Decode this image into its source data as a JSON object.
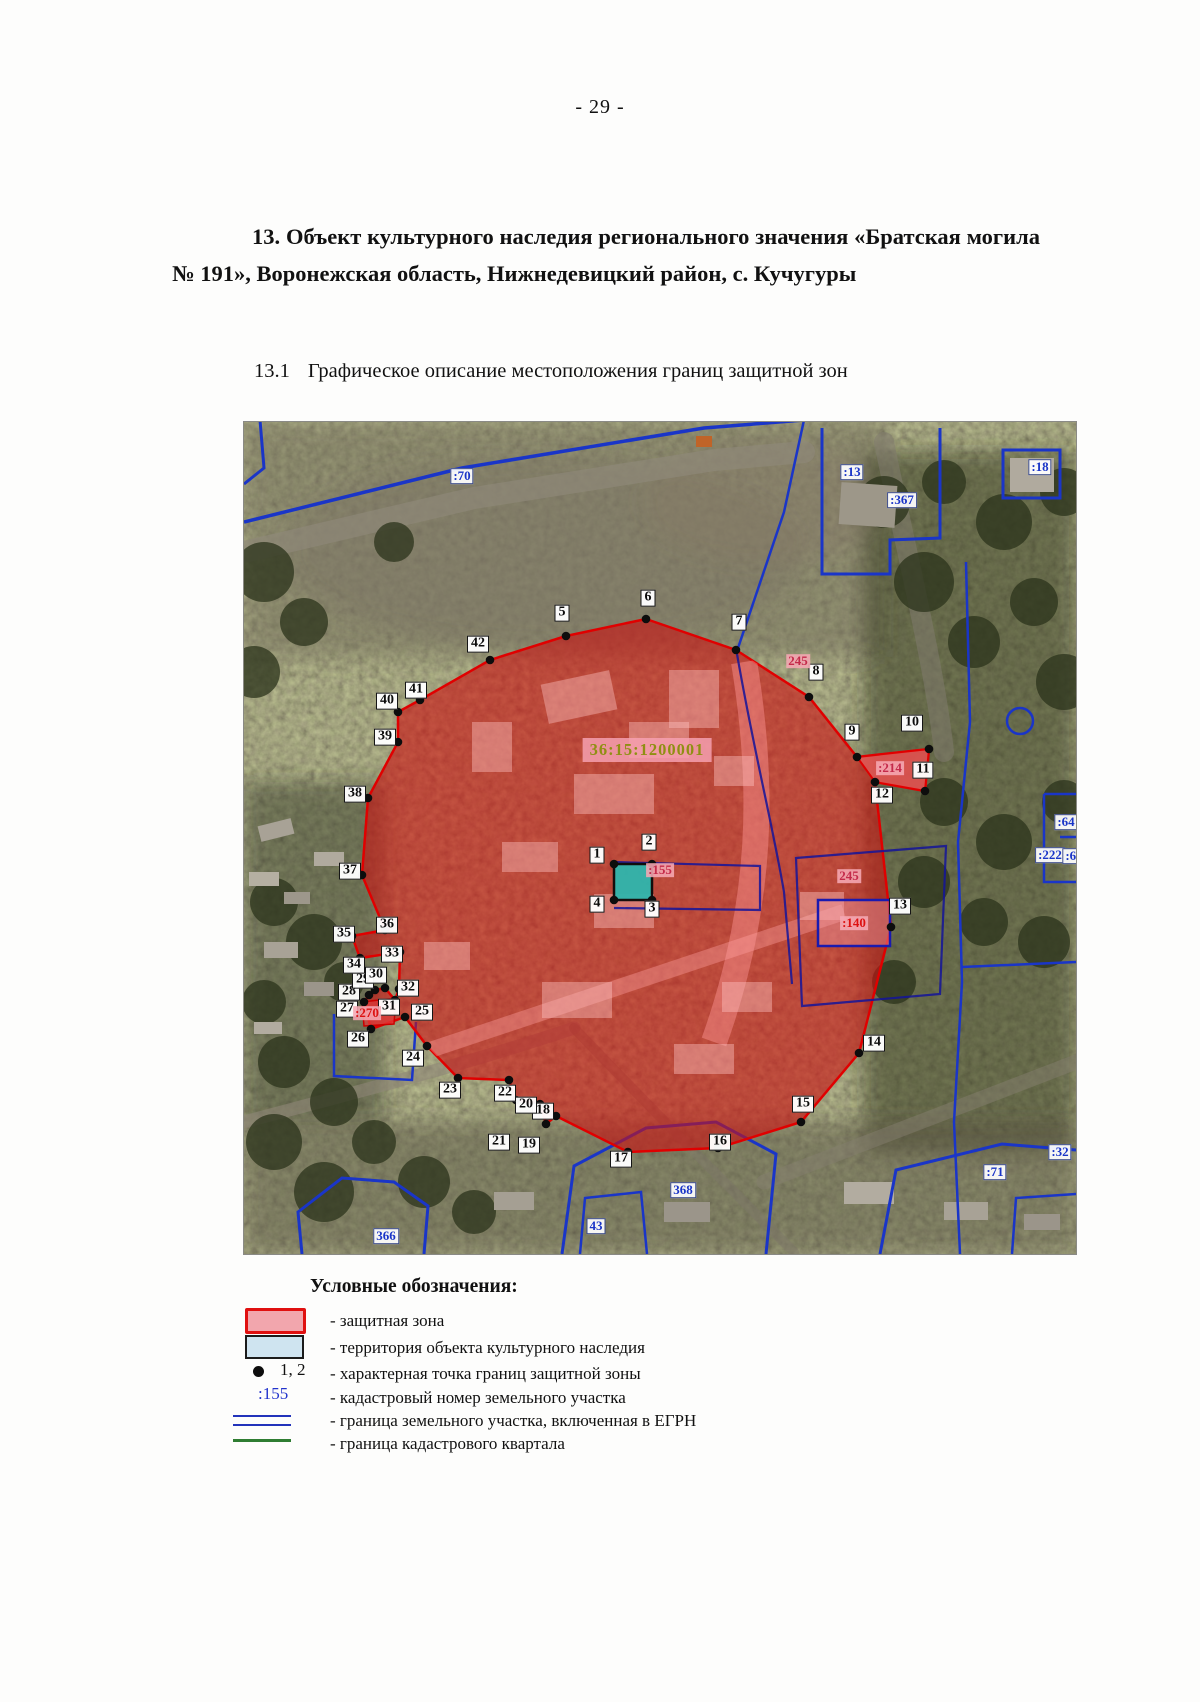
{
  "page": {
    "number": "- 29 -"
  },
  "heading": {
    "text": "13. Объект культурного наследия регионального значения «Братская могила № 191», Воронежская область, Нижнедевицкий район, с. Кучугуры"
  },
  "subheading": {
    "number": "13.1",
    "text": "Графическое описание местоположения границ защитной зон"
  },
  "map": {
    "quarter_label": "36:15:1200001",
    "point_labels": [
      {
        "t": "1",
        "x": 353,
        "y": 433
      },
      {
        "t": "2",
        "x": 405,
        "y": 420
      },
      {
        "t": "3",
        "x": 408,
        "y": 487
      },
      {
        "t": "4",
        "x": 353,
        "y": 482
      },
      {
        "t": "5",
        "x": 318,
        "y": 191
      },
      {
        "t": "6",
        "x": 404,
        "y": 176
      },
      {
        "t": "7",
        "x": 495,
        "y": 200
      },
      {
        "t": "8",
        "x": 572,
        "y": 250
      },
      {
        "t": "9",
        "x": 608,
        "y": 310
      },
      {
        "t": "10",
        "x": 668,
        "y": 301
      },
      {
        "t": "11",
        "x": 679,
        "y": 348
      },
      {
        "t": "12",
        "x": 638,
        "y": 373
      },
      {
        "t": "13",
        "x": 656,
        "y": 484
      },
      {
        "t": "14",
        "x": 630,
        "y": 621
      },
      {
        "t": "15",
        "x": 559,
        "y": 682
      },
      {
        "t": "16",
        "x": 476,
        "y": 720
      },
      {
        "t": "17",
        "x": 377,
        "y": 737
      },
      {
        "t": "18",
        "x": 299,
        "y": 689
      },
      {
        "t": "19",
        "x": 285,
        "y": 723
      },
      {
        "t": "20",
        "x": 282,
        "y": 683
      },
      {
        "t": "21",
        "x": 255,
        "y": 720
      },
      {
        "t": "22",
        "x": 261,
        "y": 671
      },
      {
        "t": "23",
        "x": 206,
        "y": 668
      },
      {
        "t": "24",
        "x": 169,
        "y": 636
      },
      {
        "t": "25",
        "x": 178,
        "y": 590
      },
      {
        "t": "26",
        "x": 114,
        "y": 617
      },
      {
        "t": "27",
        "x": 103,
        "y": 587
      },
      {
        "t": "28",
        "x": 105,
        "y": 570
      },
      {
        "t": "29",
        "x": 119,
        "y": 558
      },
      {
        "t": "30",
        "x": 132,
        "y": 553
      },
      {
        "t": "31",
        "x": 145,
        "y": 585
      },
      {
        "t": "32",
        "x": 164,
        "y": 566
      },
      {
        "t": "33",
        "x": 148,
        "y": 532
      },
      {
        "t": "34",
        "x": 110,
        "y": 543
      },
      {
        "t": "35",
        "x": 100,
        "y": 512
      },
      {
        "t": "36",
        "x": 143,
        "y": 503
      },
      {
        "t": "37",
        "x": 106,
        "y": 449
      },
      {
        "t": "38",
        "x": 111,
        "y": 372
      },
      {
        "t": "39",
        "x": 141,
        "y": 315
      },
      {
        "t": "40",
        "x": 143,
        "y": 279
      },
      {
        "t": "41",
        "x": 172,
        "y": 268
      },
      {
        "t": "42",
        "x": 234,
        "y": 222
      }
    ],
    "parcel_labels_blue": [
      {
        "t": ":70",
        "x": 218,
        "y": 54
      },
      {
        "t": ":13",
        "x": 608,
        "y": 50
      },
      {
        "t": ":367",
        "x": 658,
        "y": 78
      },
      {
        "t": ":18",
        "x": 796,
        "y": 45
      },
      {
        "t": ":64",
        "x": 822,
        "y": 400
      },
      {
        "t": ":222",
        "x": 806,
        "y": 433
      },
      {
        "t": ":63",
        "x": 830,
        "y": 434
      },
      {
        "t": ":32",
        "x": 816,
        "y": 730
      },
      {
        "t": ":71",
        "x": 751,
        "y": 750
      },
      {
        "t": "368",
        "x": 439,
        "y": 768
      },
      {
        "t": "43",
        "x": 352,
        "y": 804
      },
      {
        "t": "366",
        "x": 142,
        "y": 814
      }
    ],
    "parcel_labels_pink": [
      {
        "t": ":214",
        "x": 646,
        "y": 346
      },
      {
        "t": "245",
        "x": 554,
        "y": 239
      },
      {
        "t": "245",
        "x": 605,
        "y": 454
      },
      {
        "t": ":140",
        "x": 610,
        "y": 501,
        "v": "red"
      },
      {
        "t": ":155",
        "x": 416,
        "y": 448
      },
      {
        "t": ":270",
        "x": 123,
        "y": 591,
        "v": "red"
      }
    ]
  },
  "legend": {
    "title": "Условные обозначения:",
    "point_symbol": "1, 2",
    "cadastral_symbol": ":155",
    "items": [
      "-  защитная зона",
      "-  территория объекта культурного наследия",
      "- характерная точка границ защитной зоны",
      "- кадастровый номер земельного участка",
      "-  граница земельного участка, включенная в ЕГРН",
      "-  граница кадастрового квартала"
    ]
  },
  "colors": {
    "zone_fill": "#cc1111",
    "zone_stroke": "#e00000",
    "territory_teal": "#2fb5ad",
    "parcel_blue": "#1a35c8",
    "quarter_text_olive": "#8f8f12",
    "legend_green": "#2f7d32"
  }
}
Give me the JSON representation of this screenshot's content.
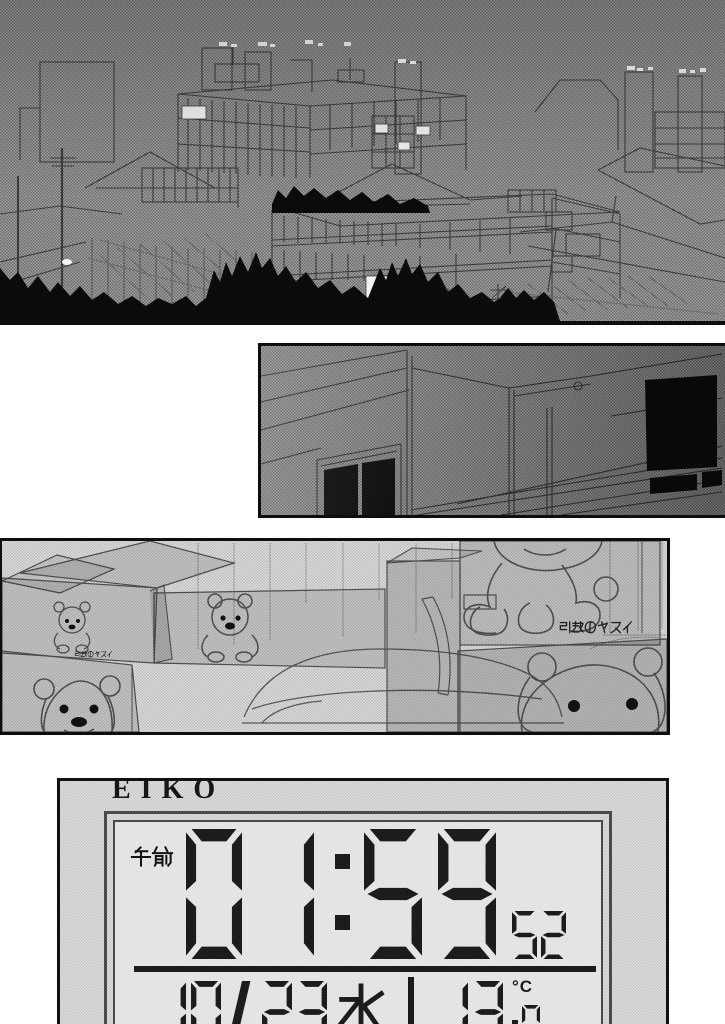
{
  "clock": {
    "brand": "EIKO",
    "am_label": "午前",
    "hours": "01",
    "minutes": "59",
    "seconds": "52",
    "month": "10",
    "date_separator": "/",
    "day": "23",
    "weekday": "水",
    "temperature": "13",
    "temperature_decimal": "0",
    "temperature_unit": "°C"
  },
  "moving_boxes": {
    "brand_label": "引越のヤスイ",
    "brand_label_small": "引越のヤスイ"
  },
  "colors": {
    "panel_border": "#0e0e0e",
    "lcd_segment": "#1c1c1c",
    "page_background": "#ffffff",
    "silhouette": "#0b0b0b",
    "lit_window": "#f2f2f2"
  }
}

What you are asked to do: Leave out the pictures and repeat everything else in the records exactly.

Written response:
Decode this image into its source data as a JSON object.
{
  "page": {
    "number": "- 29 -"
  },
  "heading": {
    "text": "13. Объект культурного наследия регионального значения «Братская могила № 191», Воронежская область, Нижнедевицкий район, с. Кучугуры"
  },
  "subheading": {
    "number": "13.1",
    "text": "Графическое описание местоположения границ защитной зон"
  },
  "map": {
    "quarter_label": "36:15:1200001",
    "point_labels": [
      {
        "t": "1",
        "x": 353,
        "y": 433
      },
      {
        "t": "2",
        "x": 405,
        "y": 420
      },
      {
        "t": "3",
        "x": 408,
        "y": 487
      },
      {
        "t": "4",
        "x": 353,
        "y": 482
      },
      {
        "t": "5",
        "x": 318,
        "y": 191
      },
      {
        "t": "6",
        "x": 404,
        "y": 176
      },
      {
        "t": "7",
        "x": 495,
        "y": 200
      },
      {
        "t": "8",
        "x": 572,
        "y": 250
      },
      {
        "t": "9",
        "x": 608,
        "y": 310
      },
      {
        "t": "10",
        "x": 668,
        "y": 301
      },
      {
        "t": "11",
        "x": 679,
        "y": 348
      },
      {
        "t": "12",
        "x": 638,
        "y": 373
      },
      {
        "t": "13",
        "x": 656,
        "y": 484
      },
      {
        "t": "14",
        "x": 630,
        "y": 621
      },
      {
        "t": "15",
        "x": 559,
        "y": 682
      },
      {
        "t": "16",
        "x": 476,
        "y": 720
      },
      {
        "t": "17",
        "x": 377,
        "y": 737
      },
      {
        "t": "18",
        "x": 299,
        "y": 689
      },
      {
        "t": "19",
        "x": 285,
        "y": 723
      },
      {
        "t": "20",
        "x": 282,
        "y": 683
      },
      {
        "t": "21",
        "x": 255,
        "y": 720
      },
      {
        "t": "22",
        "x": 261,
        "y": 671
      },
      {
        "t": "23",
        "x": 206,
        "y": 668
      },
      {
        "t": "24",
        "x": 169,
        "y": 636
      },
      {
        "t": "25",
        "x": 178,
        "y": 590
      },
      {
        "t": "26",
        "x": 114,
        "y": 617
      },
      {
        "t": "27",
        "x": 103,
        "y": 587
      },
      {
        "t": "28",
        "x": 105,
        "y": 570
      },
      {
        "t": "29",
        "x": 119,
        "y": 558
      },
      {
        "t": "30",
        "x": 132,
        "y": 553
      },
      {
        "t": "31",
        "x": 145,
        "y": 585
      },
      {
        "t": "32",
        "x": 164,
        "y": 566
      },
      {
        "t": "33",
        "x": 148,
        "y": 532
      },
      {
        "t": "34",
        "x": 110,
        "y": 543
      },
      {
        "t": "35",
        "x": 100,
        "y": 512
      },
      {
        "t": "36",
        "x": 143,
        "y": 503
      },
      {
        "t": "37",
        "x": 106,
        "y": 449
      },
      {
        "t": "38",
        "x": 111,
        "y": 372
      },
      {
        "t": "39",
        "x": 141,
        "y": 315
      },
      {
        "t": "40",
        "x": 143,
        "y": 279
      },
      {
        "t": "41",
        "x": 172,
        "y": 268
      },
      {
        "t": "42",
        "x": 234,
        "y": 222
      }
    ],
    "parcel_labels_blue": [
      {
        "t": ":70",
        "x": 218,
        "y": 54
      },
      {
        "t": ":13",
        "x": 608,
        "y": 50
      },
      {
        "t": ":367",
        "x": 658,
        "y": 78
      },
      {
        "t": ":18",
        "x": 796,
        "y": 45
      },
      {
        "t": ":64",
        "x": 822,
        "y": 400
      },
      {
        "t": ":222",
        "x": 806,
        "y": 433
      },
      {
        "t": ":63",
        "x": 830,
        "y": 434
      },
      {
        "t": ":32",
        "x": 816,
        "y": 730
      },
      {
        "t": ":71",
        "x": 751,
        "y": 750
      },
      {
        "t": "368",
        "x": 439,
        "y": 768
      },
      {
        "t": "43",
        "x": 352,
        "y": 804
      },
      {
        "t": "366",
        "x": 142,
        "y": 814
      }
    ],
    "parcel_labels_pink": [
      {
        "t": ":214",
        "x": 646,
        "y": 346
      },
      {
        "t": "245",
        "x": 554,
        "y": 239
      },
      {
        "t": "245",
        "x": 605,
        "y": 454
      },
      {
        "t": ":140",
        "x": 610,
        "y": 501,
        "v": "red"
      },
      {
        "t": ":155",
        "x": 416,
        "y": 448
      },
      {
        "t": ":270",
        "x": 123,
        "y": 591,
        "v": "red"
      }
    ]
  },
  "legend": {
    "title": "Условные обозначения:",
    "point_symbol": "1, 2",
    "cadastral_symbol": ":155",
    "items": [
      "-  защитная зона",
      "-  территория объекта культурного наследия",
      "- характерная точка границ защитной зоны",
      "- кадастровый номер земельного участка",
      "-  граница земельного участка, включенная в ЕГРН",
      "-  граница кадастрового квартала"
    ]
  },
  "colors": {
    "zone_fill": "#cc1111",
    "zone_stroke": "#e00000",
    "territory_teal": "#2fb5ad",
    "parcel_blue": "#1a35c8",
    "quarter_text_olive": "#8f8f12",
    "legend_green": "#2f7d32"
  }
}
Give me the JSON representation of this screenshot's content.
{
  "clock": {
    "brand": "EIKO",
    "am_label": "午前",
    "hours": "01",
    "minutes": "59",
    "seconds": "52",
    "month": "10",
    "date_separator": "/",
    "day": "23",
    "weekday": "水",
    "temperature": "13",
    "temperature_decimal": "0",
    "temperature_unit": "°C"
  },
  "moving_boxes": {
    "brand_label": "引越のヤスイ",
    "brand_label_small": "引越のヤスイ"
  },
  "colors": {
    "panel_border": "#0e0e0e",
    "lcd_segment": "#1c1c1c",
    "page_background": "#ffffff",
    "silhouette": "#0b0b0b",
    "lit_window": "#f2f2f2"
  }
}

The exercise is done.